LAS VEGAS (AP) -- Former
football legend O.J. Simpson became a free man Sunday after serving nine
years for a botched hotel room heist that brought the conviction and
prison time he avoided after his 1995 acquittal in the killings of his
ex-wife and her friend.
Simpson was released at 12:08 a.m. PDT from Lovelock Correctional Center
in northern Nevada, state prisons spokeswoman Brooke Keast told The
Associated Press. She said she didn’t know immediately where Simpson was
headed in his first hours of freedom, adding an unidentified driver met
him and took him to an undisclosed location.
“I don’t have any information on where he’s going,” said Keast, who
watched Simpson in blue jeans, denim jacket and ball cap signing
documents before his release. Her department released a brief video on
social media of Simpson being told to “come on out” by a prison staffer.
He responded “OK,” walked through an open door, and the video then cut
to a nighttime street — apparently the prison exterior.
_ _ _ _ _
Written request A:
Can you quote the news article word for word, beginning at the words "Simpson was released" and stopping after "the prison exterior."?
The news article and the collected data are separate material with no connection between them.

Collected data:
_ _ _ _ _
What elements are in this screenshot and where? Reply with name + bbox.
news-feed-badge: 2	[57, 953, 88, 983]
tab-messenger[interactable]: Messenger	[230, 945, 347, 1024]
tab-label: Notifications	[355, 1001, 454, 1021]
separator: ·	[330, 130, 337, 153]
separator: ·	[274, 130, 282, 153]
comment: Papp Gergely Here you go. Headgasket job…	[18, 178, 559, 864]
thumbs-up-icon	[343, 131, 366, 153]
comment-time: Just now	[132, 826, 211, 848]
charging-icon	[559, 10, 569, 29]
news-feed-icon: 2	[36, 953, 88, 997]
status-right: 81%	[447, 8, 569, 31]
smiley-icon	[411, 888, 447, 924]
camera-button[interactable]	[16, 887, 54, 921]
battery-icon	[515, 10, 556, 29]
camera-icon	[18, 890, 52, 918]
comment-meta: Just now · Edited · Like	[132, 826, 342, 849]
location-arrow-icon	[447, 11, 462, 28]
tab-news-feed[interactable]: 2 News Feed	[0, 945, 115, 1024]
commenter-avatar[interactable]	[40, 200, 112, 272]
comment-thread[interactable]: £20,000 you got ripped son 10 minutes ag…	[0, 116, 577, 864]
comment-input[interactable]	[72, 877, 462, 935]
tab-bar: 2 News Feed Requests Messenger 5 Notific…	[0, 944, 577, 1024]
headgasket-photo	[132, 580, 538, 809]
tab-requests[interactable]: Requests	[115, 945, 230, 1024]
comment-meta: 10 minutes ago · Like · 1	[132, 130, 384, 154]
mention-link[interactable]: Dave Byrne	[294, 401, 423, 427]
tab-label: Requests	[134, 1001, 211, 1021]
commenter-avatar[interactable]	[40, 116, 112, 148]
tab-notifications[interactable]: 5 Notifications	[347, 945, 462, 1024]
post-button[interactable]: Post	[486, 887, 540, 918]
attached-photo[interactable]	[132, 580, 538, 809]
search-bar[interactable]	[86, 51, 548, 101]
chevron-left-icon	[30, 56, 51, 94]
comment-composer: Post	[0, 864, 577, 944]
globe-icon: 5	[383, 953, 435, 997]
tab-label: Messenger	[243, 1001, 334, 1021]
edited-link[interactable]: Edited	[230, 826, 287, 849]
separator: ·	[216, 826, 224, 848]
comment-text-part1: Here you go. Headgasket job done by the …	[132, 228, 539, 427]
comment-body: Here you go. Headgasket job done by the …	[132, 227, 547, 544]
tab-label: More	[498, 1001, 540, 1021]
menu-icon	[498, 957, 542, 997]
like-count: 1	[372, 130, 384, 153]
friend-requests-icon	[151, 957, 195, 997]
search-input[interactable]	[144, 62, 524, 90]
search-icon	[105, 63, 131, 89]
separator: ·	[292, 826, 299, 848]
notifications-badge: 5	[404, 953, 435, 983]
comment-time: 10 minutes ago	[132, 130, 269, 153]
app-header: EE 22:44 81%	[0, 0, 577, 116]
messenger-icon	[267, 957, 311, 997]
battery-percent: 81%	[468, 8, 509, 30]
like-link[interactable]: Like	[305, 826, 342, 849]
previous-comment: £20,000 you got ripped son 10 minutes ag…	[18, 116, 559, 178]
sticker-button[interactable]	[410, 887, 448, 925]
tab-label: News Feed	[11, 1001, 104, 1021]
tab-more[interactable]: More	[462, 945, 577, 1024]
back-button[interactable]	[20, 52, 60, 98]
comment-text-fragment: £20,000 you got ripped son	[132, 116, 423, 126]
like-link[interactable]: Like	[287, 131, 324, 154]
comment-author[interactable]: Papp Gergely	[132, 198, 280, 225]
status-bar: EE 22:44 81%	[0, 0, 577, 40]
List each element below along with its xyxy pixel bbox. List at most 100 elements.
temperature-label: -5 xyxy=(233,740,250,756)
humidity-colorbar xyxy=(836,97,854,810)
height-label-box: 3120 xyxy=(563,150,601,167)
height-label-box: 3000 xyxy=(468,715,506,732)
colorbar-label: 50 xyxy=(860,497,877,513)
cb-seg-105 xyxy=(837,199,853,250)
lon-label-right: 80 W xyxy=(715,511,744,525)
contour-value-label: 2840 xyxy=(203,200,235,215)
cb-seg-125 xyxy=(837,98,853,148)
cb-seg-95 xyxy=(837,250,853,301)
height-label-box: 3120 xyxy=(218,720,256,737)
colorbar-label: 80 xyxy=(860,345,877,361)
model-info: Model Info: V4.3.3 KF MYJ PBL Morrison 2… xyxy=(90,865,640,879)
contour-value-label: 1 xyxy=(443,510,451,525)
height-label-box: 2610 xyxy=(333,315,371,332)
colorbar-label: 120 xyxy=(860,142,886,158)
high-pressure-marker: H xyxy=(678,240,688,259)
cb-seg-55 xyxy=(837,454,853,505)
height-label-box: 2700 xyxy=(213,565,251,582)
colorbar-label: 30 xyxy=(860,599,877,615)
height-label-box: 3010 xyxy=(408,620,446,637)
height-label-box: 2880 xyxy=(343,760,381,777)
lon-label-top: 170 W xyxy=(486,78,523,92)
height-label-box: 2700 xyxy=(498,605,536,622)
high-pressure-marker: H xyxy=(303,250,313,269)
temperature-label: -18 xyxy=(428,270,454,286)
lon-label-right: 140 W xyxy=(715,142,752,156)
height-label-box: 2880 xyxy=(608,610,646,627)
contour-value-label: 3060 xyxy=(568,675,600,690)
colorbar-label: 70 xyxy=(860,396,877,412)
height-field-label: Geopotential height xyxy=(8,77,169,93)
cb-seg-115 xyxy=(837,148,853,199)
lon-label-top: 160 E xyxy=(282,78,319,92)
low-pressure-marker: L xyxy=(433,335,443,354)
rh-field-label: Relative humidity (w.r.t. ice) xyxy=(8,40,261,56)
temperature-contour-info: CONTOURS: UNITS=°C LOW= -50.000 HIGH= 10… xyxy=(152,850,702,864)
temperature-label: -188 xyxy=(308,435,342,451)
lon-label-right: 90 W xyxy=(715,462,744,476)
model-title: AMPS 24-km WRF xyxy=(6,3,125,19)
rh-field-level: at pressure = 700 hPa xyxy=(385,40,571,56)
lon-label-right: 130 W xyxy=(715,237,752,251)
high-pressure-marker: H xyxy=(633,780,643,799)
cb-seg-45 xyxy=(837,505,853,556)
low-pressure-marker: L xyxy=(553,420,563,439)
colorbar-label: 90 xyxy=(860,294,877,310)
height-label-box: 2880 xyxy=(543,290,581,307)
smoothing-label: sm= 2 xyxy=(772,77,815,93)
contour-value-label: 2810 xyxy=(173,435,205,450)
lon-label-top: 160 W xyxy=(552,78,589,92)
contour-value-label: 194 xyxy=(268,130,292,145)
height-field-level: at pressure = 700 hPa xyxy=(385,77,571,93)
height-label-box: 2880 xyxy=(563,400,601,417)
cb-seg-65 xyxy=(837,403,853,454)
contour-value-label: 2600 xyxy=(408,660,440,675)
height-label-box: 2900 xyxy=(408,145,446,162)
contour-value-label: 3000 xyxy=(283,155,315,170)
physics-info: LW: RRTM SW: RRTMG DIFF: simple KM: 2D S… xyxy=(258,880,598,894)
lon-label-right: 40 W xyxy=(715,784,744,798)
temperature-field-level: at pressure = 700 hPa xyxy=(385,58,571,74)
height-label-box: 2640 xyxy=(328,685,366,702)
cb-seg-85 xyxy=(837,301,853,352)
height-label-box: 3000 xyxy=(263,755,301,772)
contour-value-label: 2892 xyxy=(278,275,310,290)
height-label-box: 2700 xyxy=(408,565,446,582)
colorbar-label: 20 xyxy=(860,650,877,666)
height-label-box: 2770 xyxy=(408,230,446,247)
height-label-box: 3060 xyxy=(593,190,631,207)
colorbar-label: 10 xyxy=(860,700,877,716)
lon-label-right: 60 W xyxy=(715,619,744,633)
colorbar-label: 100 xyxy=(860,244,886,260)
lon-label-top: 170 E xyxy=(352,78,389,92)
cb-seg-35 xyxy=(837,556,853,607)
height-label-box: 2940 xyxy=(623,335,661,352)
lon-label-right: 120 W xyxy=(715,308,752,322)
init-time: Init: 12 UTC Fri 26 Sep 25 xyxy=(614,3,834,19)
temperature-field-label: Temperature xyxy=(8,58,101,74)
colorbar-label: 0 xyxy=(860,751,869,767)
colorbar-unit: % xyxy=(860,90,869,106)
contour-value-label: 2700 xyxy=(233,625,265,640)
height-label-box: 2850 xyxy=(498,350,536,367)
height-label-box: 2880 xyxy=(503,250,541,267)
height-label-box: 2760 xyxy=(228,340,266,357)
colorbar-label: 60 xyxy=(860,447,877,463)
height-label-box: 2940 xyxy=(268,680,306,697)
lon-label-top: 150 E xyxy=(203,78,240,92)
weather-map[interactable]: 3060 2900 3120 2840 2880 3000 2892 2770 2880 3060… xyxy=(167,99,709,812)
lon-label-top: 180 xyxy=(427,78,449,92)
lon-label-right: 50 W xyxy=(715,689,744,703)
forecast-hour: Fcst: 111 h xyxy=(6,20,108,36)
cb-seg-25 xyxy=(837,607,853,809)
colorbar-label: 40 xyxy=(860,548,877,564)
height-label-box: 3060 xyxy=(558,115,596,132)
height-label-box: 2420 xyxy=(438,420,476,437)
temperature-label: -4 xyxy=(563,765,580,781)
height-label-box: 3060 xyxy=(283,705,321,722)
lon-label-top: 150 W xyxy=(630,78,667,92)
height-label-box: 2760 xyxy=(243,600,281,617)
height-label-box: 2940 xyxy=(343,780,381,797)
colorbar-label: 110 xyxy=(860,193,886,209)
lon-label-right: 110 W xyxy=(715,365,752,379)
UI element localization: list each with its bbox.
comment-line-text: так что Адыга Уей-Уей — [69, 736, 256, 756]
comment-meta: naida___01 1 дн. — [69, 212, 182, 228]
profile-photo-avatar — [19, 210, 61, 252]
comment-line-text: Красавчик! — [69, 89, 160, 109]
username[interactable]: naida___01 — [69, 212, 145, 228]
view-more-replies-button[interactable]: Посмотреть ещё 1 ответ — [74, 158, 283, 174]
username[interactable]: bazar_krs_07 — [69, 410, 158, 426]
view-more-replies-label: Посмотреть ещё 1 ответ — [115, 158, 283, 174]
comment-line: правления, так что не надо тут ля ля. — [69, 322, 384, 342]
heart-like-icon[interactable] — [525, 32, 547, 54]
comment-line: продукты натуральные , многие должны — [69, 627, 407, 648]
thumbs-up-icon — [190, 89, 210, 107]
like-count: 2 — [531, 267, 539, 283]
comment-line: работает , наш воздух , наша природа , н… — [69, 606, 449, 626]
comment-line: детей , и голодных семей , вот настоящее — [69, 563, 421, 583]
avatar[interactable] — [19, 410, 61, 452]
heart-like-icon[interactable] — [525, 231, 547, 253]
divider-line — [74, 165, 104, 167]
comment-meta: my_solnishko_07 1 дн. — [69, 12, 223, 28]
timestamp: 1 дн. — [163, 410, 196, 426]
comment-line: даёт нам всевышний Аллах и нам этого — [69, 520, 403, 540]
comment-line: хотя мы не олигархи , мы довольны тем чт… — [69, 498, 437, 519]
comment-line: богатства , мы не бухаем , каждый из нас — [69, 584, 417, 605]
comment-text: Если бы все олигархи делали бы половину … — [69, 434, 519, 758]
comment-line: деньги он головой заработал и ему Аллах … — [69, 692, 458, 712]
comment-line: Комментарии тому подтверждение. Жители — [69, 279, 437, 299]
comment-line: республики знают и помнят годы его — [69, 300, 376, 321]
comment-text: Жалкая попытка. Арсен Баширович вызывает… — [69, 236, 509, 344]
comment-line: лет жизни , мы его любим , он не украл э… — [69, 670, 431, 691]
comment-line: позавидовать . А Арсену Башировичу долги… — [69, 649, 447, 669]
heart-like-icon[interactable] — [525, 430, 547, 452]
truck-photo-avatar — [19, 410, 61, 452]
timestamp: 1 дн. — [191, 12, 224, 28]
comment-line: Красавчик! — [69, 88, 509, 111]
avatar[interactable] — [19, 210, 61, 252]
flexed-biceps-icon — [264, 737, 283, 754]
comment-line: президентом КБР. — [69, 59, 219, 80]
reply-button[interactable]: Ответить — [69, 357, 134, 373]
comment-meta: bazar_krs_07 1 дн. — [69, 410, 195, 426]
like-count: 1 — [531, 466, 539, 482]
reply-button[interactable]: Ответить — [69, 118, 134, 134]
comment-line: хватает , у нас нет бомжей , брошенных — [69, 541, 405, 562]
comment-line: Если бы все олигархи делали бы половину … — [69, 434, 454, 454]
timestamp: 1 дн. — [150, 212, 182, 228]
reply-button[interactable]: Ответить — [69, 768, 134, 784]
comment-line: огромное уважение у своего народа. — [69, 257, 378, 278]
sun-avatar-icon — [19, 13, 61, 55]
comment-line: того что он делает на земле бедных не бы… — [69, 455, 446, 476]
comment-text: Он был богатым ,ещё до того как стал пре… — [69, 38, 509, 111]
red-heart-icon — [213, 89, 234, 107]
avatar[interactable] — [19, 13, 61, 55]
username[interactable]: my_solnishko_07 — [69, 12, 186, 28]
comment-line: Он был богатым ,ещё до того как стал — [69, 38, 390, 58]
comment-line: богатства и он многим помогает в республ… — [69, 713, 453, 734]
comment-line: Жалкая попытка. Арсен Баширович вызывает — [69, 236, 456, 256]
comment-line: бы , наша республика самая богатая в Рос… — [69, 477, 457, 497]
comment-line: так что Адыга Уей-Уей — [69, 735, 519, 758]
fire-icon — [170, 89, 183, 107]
_ _ _ _ _
Written request B:
Could you print the collected data entries exactly, from the first line of those entries through the line that contains "comment-meta: Just now", including that line?

Right answer A:
Simpson was released at 12:08 a.m. PDT from Lovelock Correctional Center
in northern Nevada, state prisons spokeswoman Brooke Keast told The
Associated Press. She said she didn’t know immediately where Simpson was
headed in his first hours of freedom, adding an unidentified driver met
him and took him to an undisclosed location.
“I don’t have any information on where he’s going,” said Keast, who
watched Simpson in blue jeans, denim jacket and ball cap signing
documents before his release. Her department released a brief video on
social media of Simpson being told to “come on out” by a prison staffer.
He responded “OK,” walked through an open door, and the video then cut
to a nighttime street — apparently the prison exterior.

Right answer B:
What elements are in this screenshot and where? Reply with name + bbox.
news-feed-badge: 2	[57, 953, 88, 983]
tab-messenger[interactable]: Messenger	[230, 945, 347, 1024]
tab-label: Notifications	[355, 1001, 454, 1021]
separator: ·	[330, 130, 337, 153]
separator: ·	[274, 130, 282, 153]
comment: Papp Gergely Here you go. Headgasket job…	[18, 178, 559, 864]
thumbs-up-icon	[343, 131, 366, 153]
comment-time: Just now	[132, 826, 211, 848]
charging-icon	[559, 10, 569, 29]
news-feed-icon: 2	[36, 953, 88, 997]
status-right: 81%	[447, 8, 569, 31]
smiley-icon	[411, 888, 447, 924]
camera-button[interactable]	[16, 887, 54, 921]
battery-icon	[515, 10, 556, 29]
camera-icon	[18, 890, 52, 918]
comment-meta: Just now · Edited · Like	[132, 826, 342, 849]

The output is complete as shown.